§ Request
Check each line of the listing, and copy it if it contains the word "States".

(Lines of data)
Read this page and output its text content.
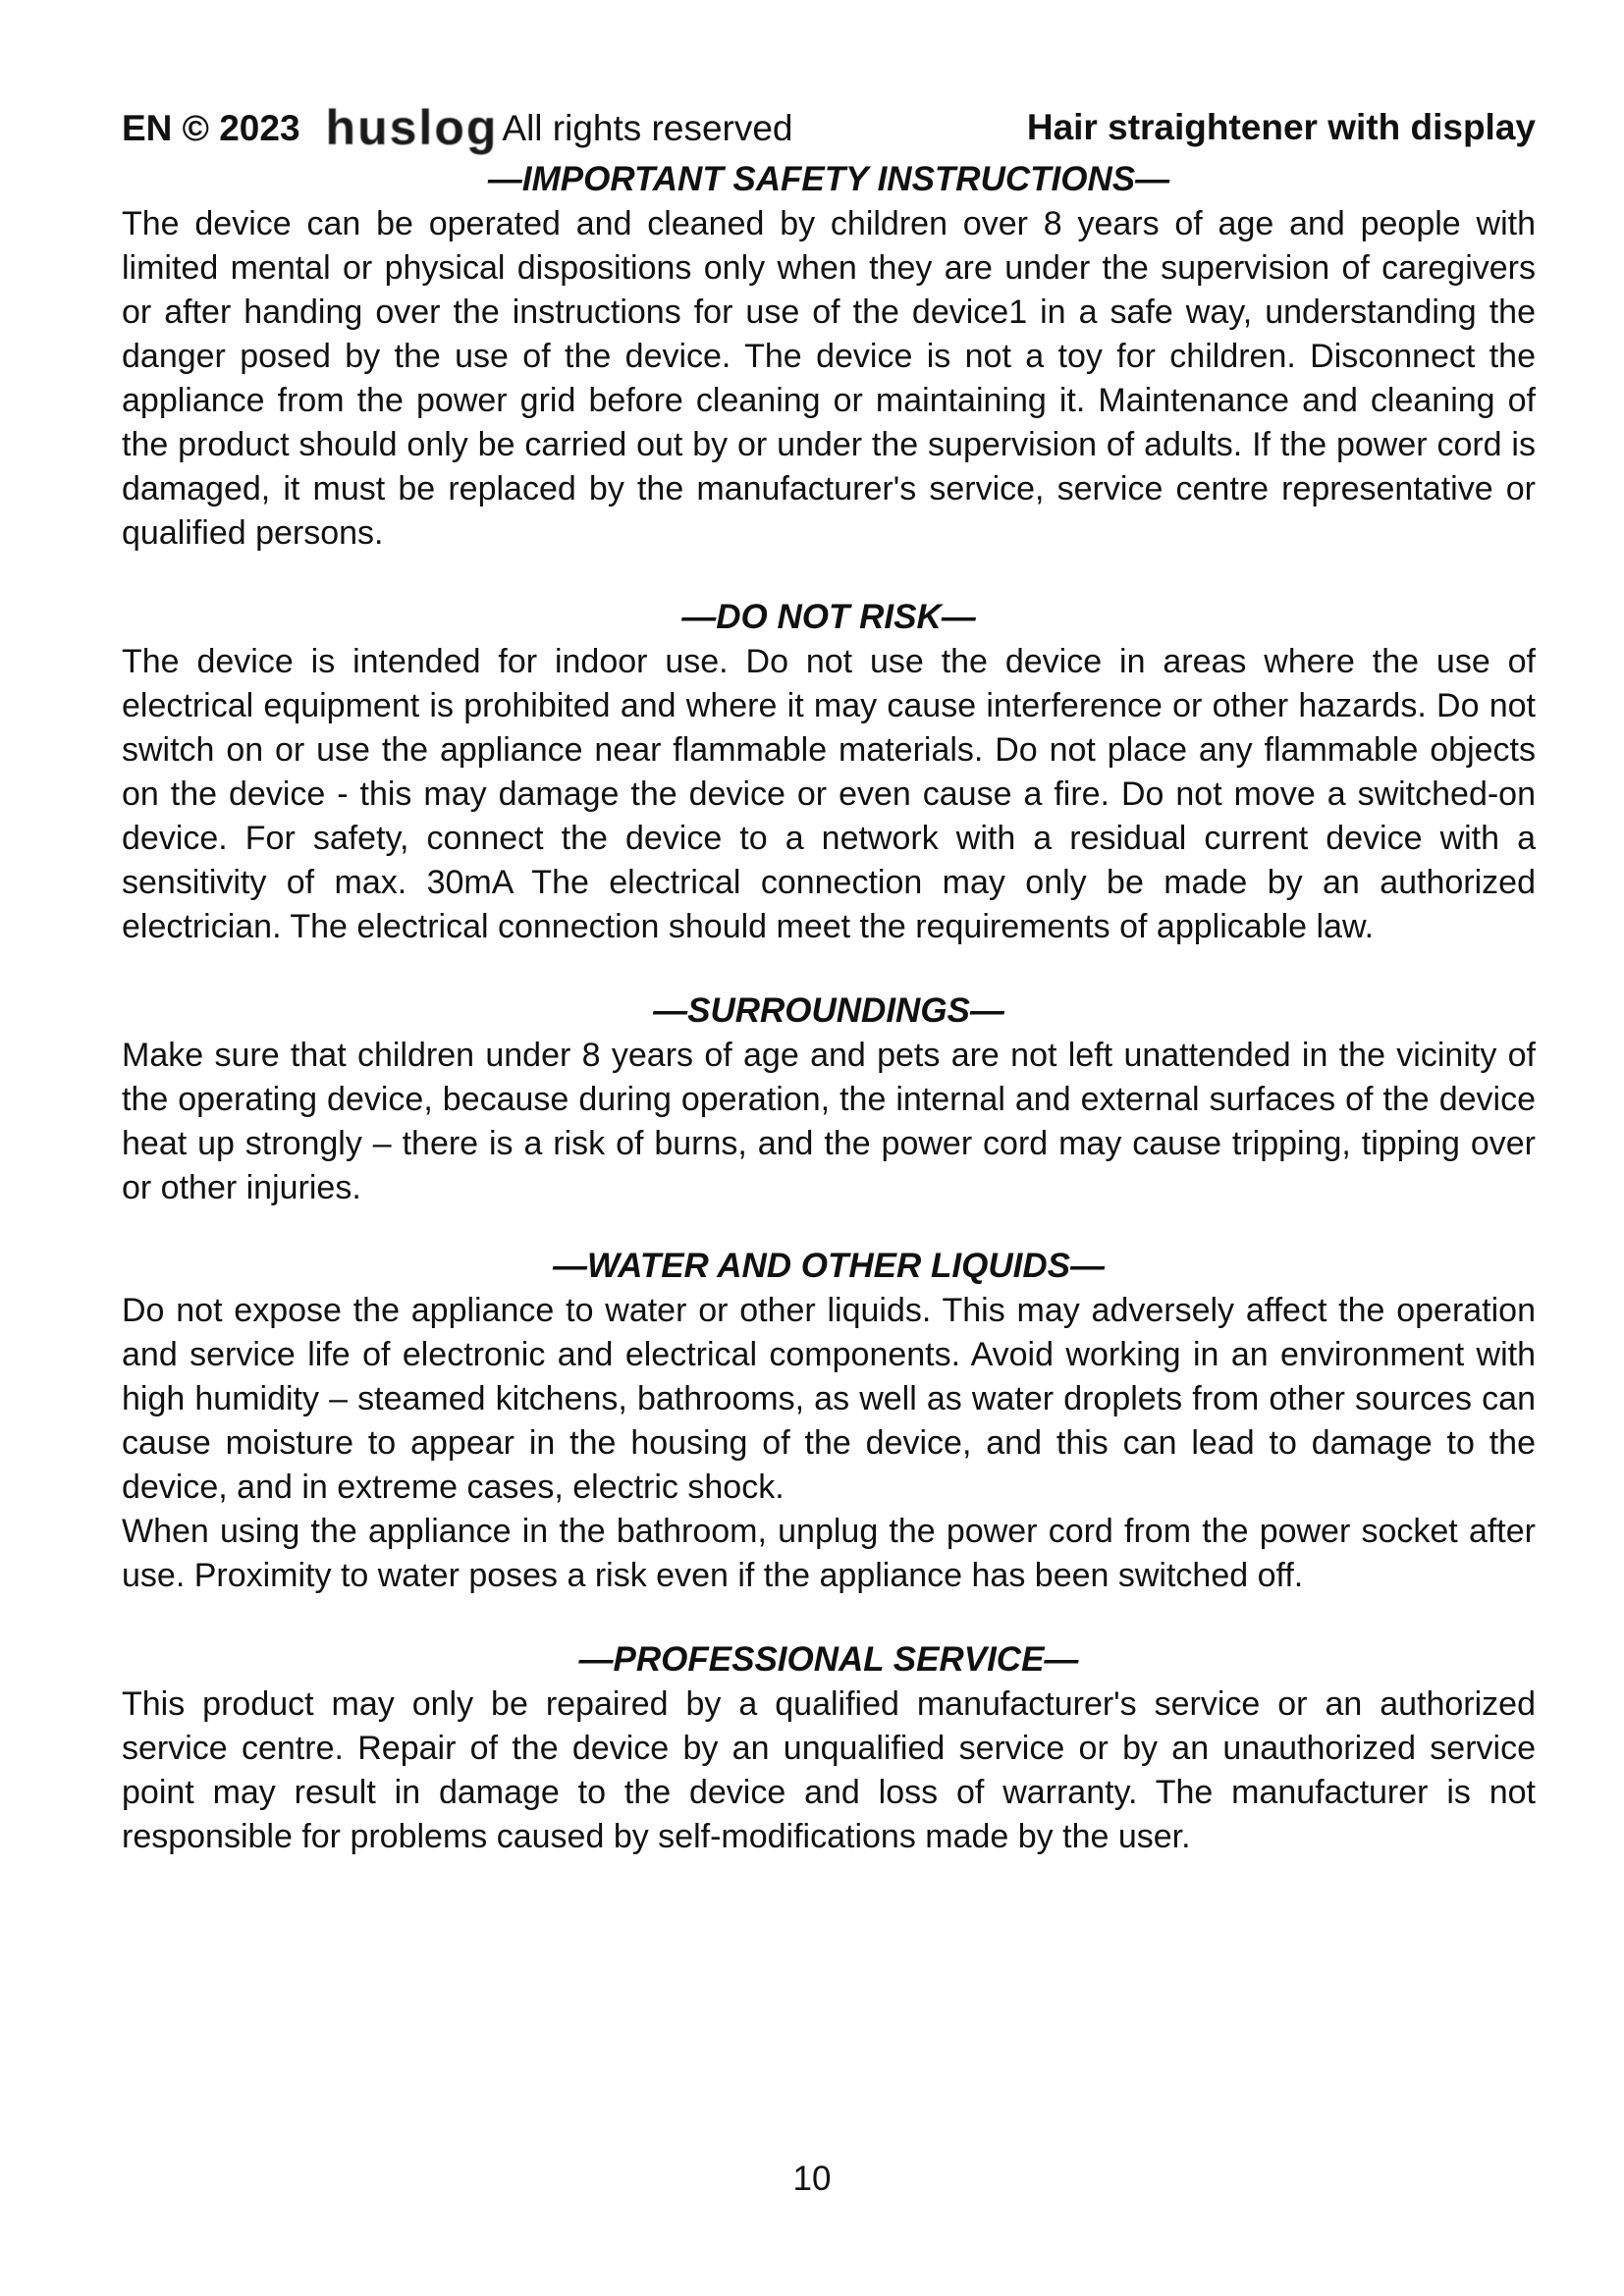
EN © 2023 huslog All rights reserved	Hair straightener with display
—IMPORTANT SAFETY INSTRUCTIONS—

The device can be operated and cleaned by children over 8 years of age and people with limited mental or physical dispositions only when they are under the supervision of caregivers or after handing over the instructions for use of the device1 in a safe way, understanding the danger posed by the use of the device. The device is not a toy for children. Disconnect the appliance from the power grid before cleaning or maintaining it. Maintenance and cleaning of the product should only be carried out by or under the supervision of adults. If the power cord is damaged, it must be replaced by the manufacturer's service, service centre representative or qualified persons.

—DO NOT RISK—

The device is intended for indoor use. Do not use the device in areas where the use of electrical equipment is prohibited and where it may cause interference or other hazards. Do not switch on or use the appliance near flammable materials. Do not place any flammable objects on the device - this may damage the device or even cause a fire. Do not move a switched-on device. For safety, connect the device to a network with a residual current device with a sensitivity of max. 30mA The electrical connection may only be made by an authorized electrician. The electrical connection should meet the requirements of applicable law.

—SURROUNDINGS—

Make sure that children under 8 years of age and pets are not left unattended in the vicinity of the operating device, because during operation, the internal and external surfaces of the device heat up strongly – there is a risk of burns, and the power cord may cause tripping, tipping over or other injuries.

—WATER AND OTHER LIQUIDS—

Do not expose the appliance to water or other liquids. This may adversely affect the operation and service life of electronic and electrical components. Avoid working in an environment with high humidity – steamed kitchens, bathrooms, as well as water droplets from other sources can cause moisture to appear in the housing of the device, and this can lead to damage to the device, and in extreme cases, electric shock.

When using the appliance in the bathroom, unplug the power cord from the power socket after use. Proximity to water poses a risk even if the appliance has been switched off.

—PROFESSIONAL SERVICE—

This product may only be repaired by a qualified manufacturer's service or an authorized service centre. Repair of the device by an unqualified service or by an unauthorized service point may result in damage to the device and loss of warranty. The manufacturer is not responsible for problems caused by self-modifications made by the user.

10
==
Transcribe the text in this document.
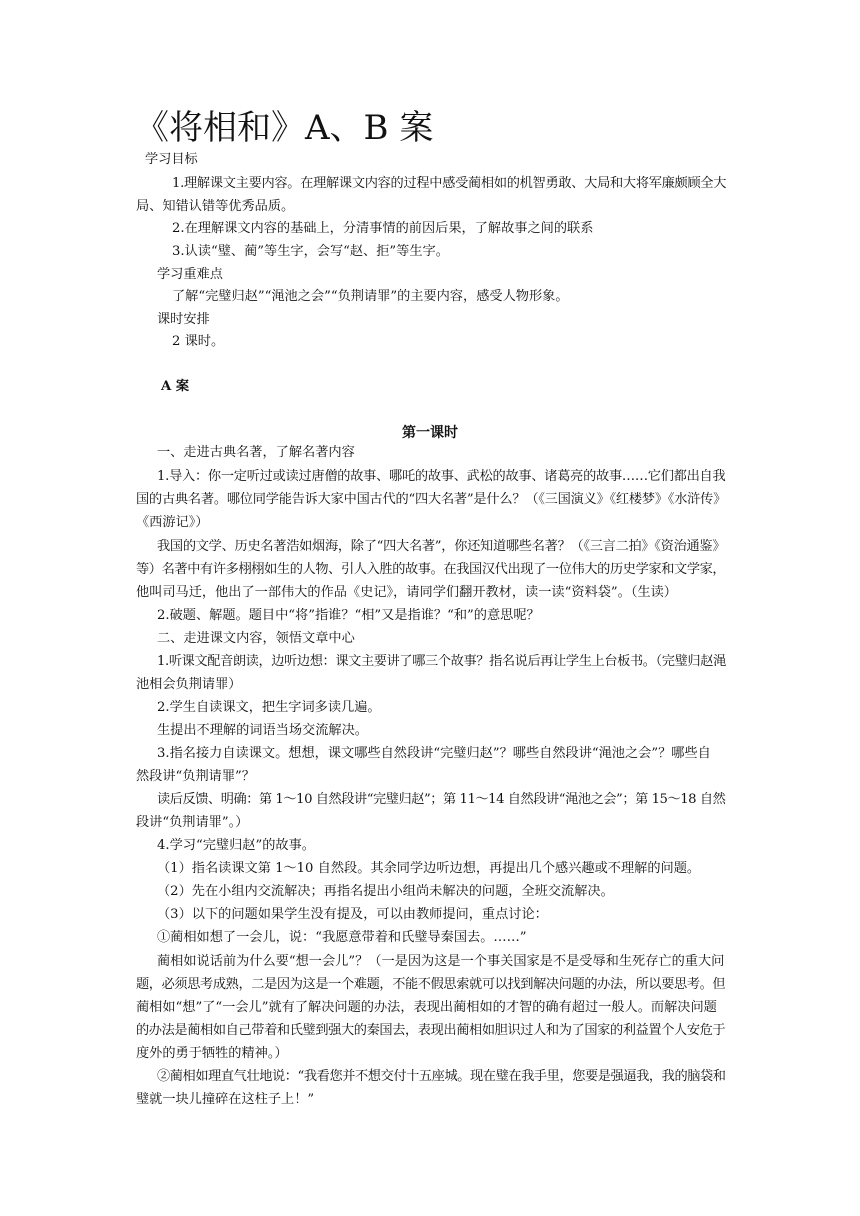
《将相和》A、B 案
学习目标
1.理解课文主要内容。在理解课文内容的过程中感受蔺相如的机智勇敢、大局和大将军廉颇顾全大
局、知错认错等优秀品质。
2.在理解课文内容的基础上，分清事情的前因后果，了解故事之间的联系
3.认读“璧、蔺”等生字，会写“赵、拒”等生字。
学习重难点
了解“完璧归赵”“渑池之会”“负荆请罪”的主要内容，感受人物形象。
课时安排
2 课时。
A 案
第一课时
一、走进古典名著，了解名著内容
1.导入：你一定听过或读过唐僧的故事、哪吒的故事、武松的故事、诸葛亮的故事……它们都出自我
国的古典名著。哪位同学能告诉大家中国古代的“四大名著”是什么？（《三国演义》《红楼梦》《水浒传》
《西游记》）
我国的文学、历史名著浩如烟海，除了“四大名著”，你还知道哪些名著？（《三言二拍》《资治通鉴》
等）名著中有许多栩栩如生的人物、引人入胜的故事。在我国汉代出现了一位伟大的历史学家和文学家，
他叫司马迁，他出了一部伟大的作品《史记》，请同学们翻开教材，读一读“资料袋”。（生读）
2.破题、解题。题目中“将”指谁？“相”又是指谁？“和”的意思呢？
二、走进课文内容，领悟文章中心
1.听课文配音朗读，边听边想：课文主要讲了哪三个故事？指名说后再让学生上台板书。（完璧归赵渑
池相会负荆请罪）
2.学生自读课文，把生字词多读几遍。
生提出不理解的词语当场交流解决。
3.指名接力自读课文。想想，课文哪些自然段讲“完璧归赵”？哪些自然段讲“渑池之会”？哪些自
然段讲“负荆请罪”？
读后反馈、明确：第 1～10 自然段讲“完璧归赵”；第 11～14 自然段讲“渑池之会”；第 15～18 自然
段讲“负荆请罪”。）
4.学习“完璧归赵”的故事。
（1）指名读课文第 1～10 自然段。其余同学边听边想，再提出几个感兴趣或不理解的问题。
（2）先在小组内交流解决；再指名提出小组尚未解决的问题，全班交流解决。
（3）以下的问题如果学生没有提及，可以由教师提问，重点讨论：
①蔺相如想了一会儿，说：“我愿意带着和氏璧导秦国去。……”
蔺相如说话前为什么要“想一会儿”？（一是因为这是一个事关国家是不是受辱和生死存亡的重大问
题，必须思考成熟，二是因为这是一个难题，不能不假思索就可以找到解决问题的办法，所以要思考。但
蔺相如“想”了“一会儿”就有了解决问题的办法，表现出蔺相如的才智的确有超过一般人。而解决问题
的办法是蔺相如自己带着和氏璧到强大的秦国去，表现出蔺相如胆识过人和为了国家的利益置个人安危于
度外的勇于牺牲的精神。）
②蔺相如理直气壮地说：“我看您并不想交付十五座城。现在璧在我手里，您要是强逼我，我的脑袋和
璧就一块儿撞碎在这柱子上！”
* * *
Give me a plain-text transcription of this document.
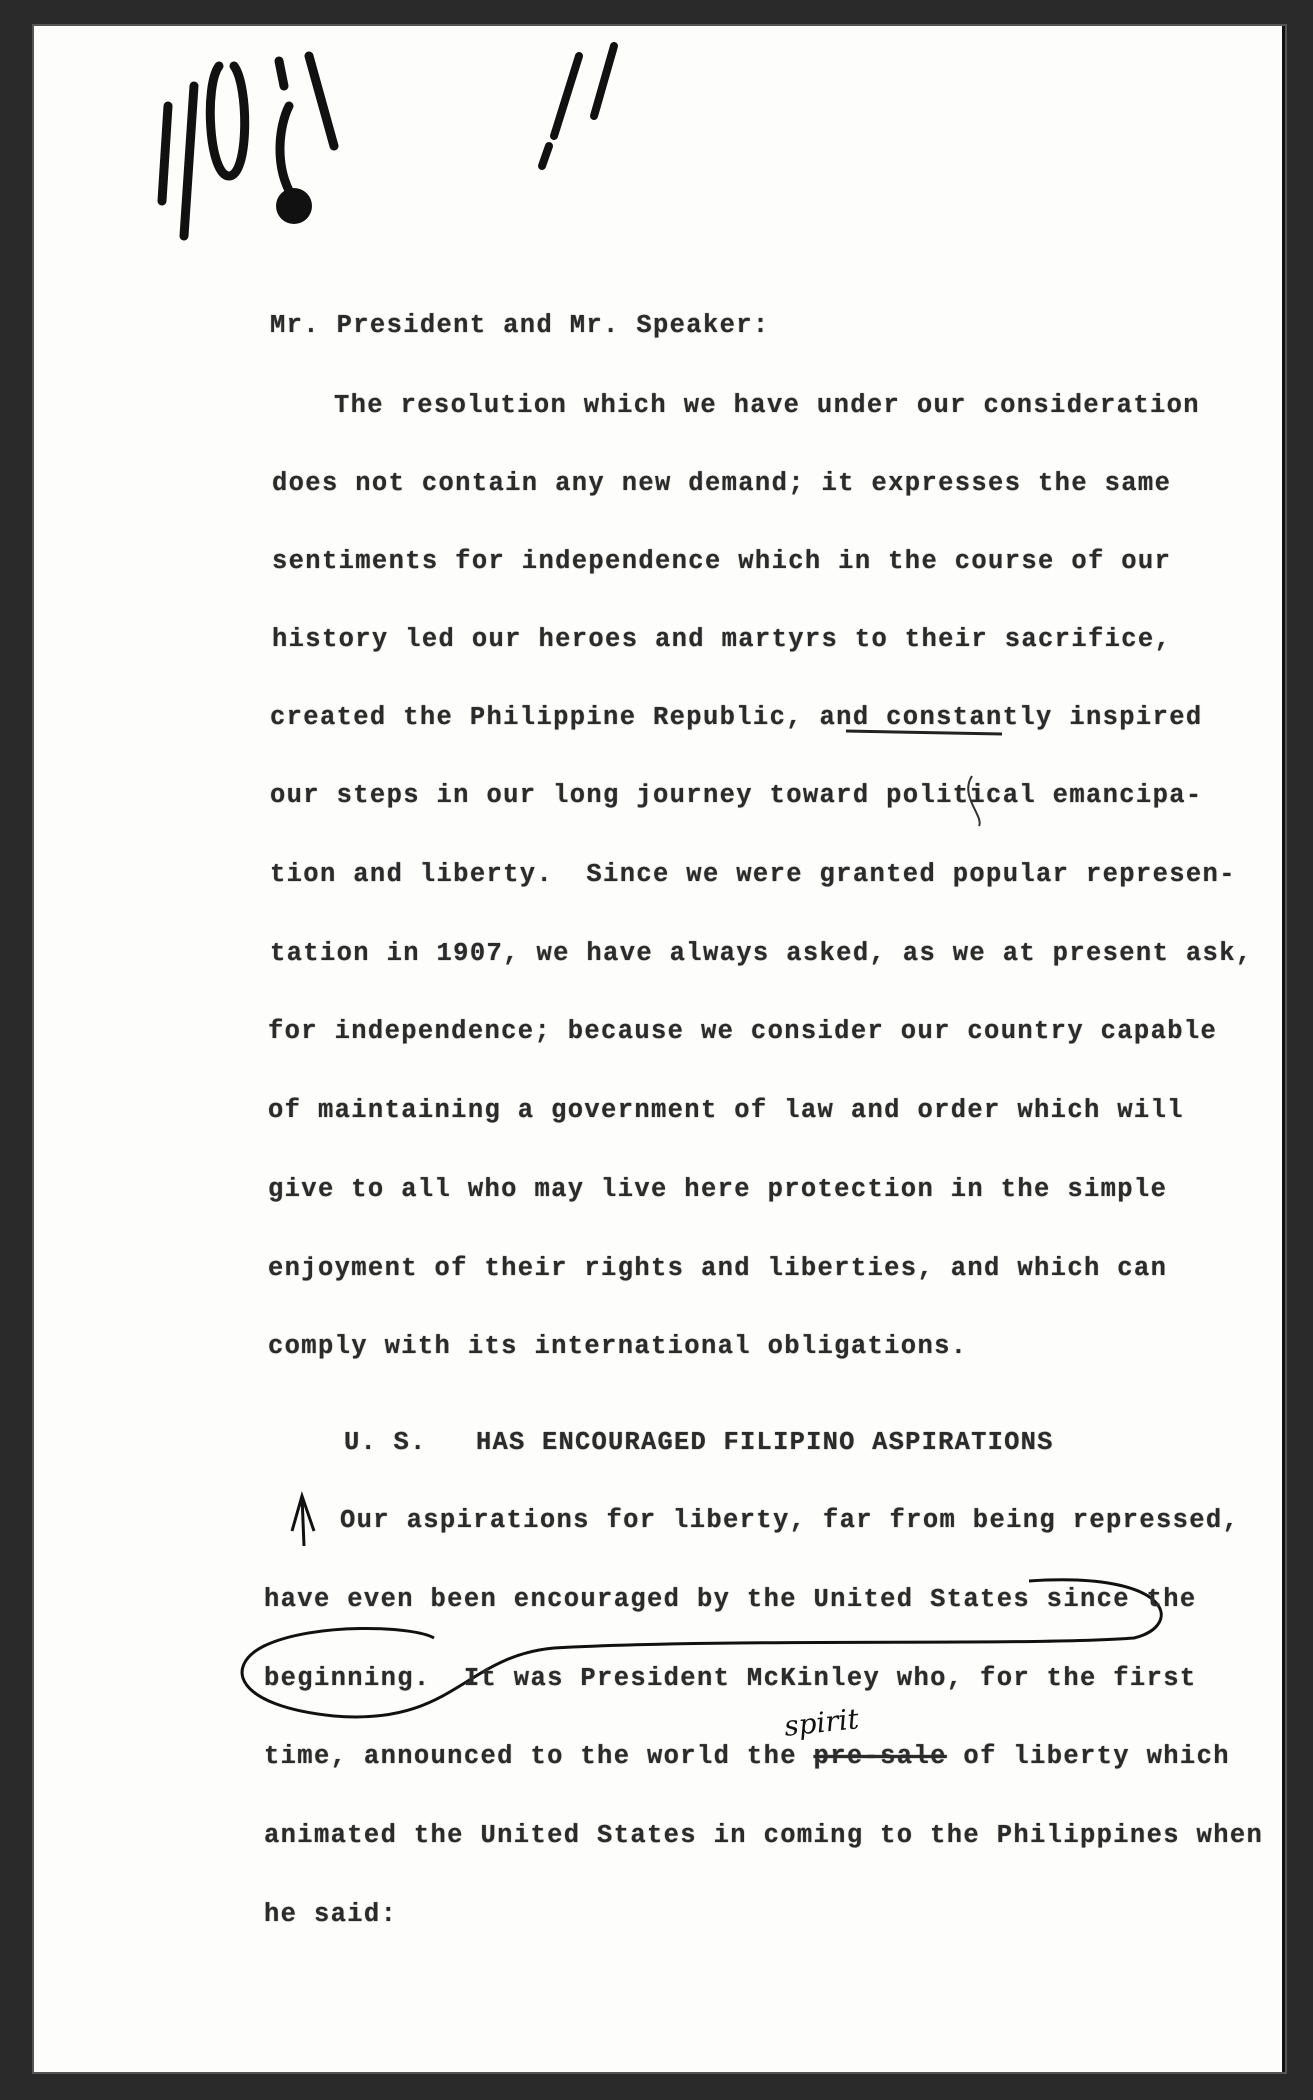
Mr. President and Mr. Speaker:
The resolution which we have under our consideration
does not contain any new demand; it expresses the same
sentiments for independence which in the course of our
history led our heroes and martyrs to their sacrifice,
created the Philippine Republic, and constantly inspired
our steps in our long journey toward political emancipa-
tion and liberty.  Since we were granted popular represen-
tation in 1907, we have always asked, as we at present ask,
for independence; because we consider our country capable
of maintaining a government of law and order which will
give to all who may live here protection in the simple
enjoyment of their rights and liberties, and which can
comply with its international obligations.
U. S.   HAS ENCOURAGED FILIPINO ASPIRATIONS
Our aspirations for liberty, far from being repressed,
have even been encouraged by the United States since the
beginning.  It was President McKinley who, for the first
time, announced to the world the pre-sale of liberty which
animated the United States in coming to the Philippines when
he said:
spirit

§ Task answer
have even been encouraged by the United States since the
animated the United States in coming to the Philippines when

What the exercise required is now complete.